• THE TASK
Quote every line below exactly and skip any picture.
# # # #
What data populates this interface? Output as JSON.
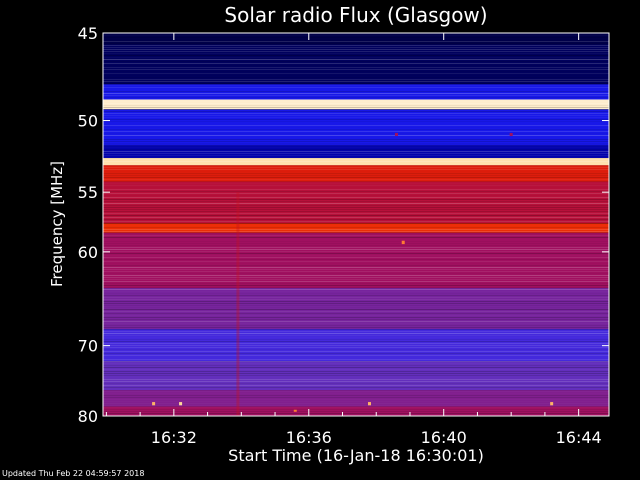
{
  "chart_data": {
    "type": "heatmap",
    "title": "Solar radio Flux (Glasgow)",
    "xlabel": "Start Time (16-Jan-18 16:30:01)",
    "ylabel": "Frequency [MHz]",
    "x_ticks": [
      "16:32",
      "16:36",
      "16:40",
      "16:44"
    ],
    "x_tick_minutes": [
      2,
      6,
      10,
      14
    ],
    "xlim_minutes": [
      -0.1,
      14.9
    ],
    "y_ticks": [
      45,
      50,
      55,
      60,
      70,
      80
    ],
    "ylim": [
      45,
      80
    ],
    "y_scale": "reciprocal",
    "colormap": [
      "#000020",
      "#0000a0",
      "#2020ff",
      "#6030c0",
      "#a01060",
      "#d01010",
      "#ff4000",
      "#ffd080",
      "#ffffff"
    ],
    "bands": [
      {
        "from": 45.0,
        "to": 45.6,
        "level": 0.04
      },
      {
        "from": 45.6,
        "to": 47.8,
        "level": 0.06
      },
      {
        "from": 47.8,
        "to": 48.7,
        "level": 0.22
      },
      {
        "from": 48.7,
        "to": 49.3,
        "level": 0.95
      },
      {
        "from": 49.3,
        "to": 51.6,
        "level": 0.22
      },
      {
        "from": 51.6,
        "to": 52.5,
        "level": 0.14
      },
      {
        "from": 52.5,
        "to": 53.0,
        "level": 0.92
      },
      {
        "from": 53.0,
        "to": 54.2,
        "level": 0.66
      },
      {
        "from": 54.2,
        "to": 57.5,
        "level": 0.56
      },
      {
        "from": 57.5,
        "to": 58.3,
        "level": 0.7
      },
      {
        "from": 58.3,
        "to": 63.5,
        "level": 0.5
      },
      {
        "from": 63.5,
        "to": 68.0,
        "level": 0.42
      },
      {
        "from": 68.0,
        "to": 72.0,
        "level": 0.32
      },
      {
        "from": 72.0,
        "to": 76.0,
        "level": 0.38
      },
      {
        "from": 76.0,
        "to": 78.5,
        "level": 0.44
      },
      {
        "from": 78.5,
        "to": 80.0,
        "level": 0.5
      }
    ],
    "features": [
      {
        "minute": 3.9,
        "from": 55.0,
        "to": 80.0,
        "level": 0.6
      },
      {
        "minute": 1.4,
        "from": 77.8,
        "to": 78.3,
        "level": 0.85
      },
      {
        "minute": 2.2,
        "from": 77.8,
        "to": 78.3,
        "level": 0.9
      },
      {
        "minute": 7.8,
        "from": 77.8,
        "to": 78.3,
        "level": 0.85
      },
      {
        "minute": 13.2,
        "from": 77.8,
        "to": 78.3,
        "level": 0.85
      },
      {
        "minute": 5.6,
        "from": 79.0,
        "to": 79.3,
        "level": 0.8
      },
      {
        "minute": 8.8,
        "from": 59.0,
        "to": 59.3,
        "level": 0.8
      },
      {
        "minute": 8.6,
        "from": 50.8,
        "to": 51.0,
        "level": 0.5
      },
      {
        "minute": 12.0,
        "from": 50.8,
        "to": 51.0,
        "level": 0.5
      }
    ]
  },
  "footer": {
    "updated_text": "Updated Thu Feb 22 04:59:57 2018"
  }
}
# # # #
• ANSWER BELOW
What data populates this interface? Output as JSON.
{
  "chart_data": {
    "type": "heatmap",
    "title": "Solar radio Flux (Glasgow)",
    "xlabel": "Start Time (16-Jan-18 16:30:01)",
    "ylabel": "Frequency [MHz]",
    "x_ticks": [
      "16:32",
      "16:36",
      "16:40",
      "16:44"
    ],
    "x_tick_minutes": [
      2,
      6,
      10,
      14
    ],
    "xlim_minutes": [
      -0.1,
      14.9
    ],
    "y_ticks": [
      45,
      50,
      55,
      60,
      70,
      80
    ],
    "ylim": [
      45,
      80
    ],
    "y_scale": "reciprocal",
    "colormap": [
      "#000020",
      "#0000a0",
      "#2020ff",
      "#6030c0",
      "#a01060",
      "#d01010",
      "#ff4000",
      "#ffd080",
      "#ffffff"
    ],
    "bands": [
      {
        "from": 45.0,
        "to": 45.6,
        "level": 0.04
      },
      {
        "from": 45.6,
        "to": 47.8,
        "level": 0.06
      },
      {
        "from": 47.8,
        "to": 48.7,
        "level": 0.22
      },
      {
        "from": 48.7,
        "to": 49.3,
        "level": 0.95
      },
      {
        "from": 49.3,
        "to": 51.6,
        "level": 0.22
      },
      {
        "from": 51.6,
        "to": 52.5,
        "level": 0.14
      },
      {
        "from": 52.5,
        "to": 53.0,
        "level": 0.92
      },
      {
        "from": 53.0,
        "to": 54.2,
        "level": 0.66
      },
      {
        "from": 54.2,
        "to": 57.5,
        "level": 0.56
      },
      {
        "from": 57.5,
        "to": 58.3,
        "level": 0.7
      },
      {
        "from": 58.3,
        "to": 63.5,
        "level": 0.5
      },
      {
        "from": 63.5,
        "to": 68.0,
        "level": 0.42
      },
      {
        "from": 68.0,
        "to": 72.0,
        "level": 0.32
      },
      {
        "from": 72.0,
        "to": 76.0,
        "level": 0.38
      },
      {
        "from": 76.0,
        "to": 78.5,
        "level": 0.44
      },
      {
        "from": 78.5,
        "to": 80.0,
        "level": 0.5
      }
    ],
    "features": [
      {
        "minute": 3.9,
        "from": 55.0,
        "to": 80.0,
        "level": 0.6
      },
      {
        "minute": 1.4,
        "from": 77.8,
        "to": 78.3,
        "level": 0.85
      },
      {
        "minute": 2.2,
        "from": 77.8,
        "to": 78.3,
        "level": 0.9
      },
      {
        "minute": 7.8,
        "from": 77.8,
        "to": 78.3,
        "level": 0.85
      },
      {
        "minute": 13.2,
        "from": 77.8,
        "to": 78.3,
        "level": 0.85
      },
      {
        "minute": 5.6,
        "from": 79.0,
        "to": 79.3,
        "level": 0.8
      },
      {
        "minute": 8.8,
        "from": 59.0,
        "to": 59.3,
        "level": 0.8
      },
      {
        "minute": 8.6,
        "from": 50.8,
        "to": 51.0,
        "level": 0.5
      },
      {
        "minute": 12.0,
        "from": 50.8,
        "to": 51.0,
        "level": 0.5
      }
    ]
  },
  "footer": {
    "updated_text": "Updated Thu Feb 22 04:59:57 2018"
  }
}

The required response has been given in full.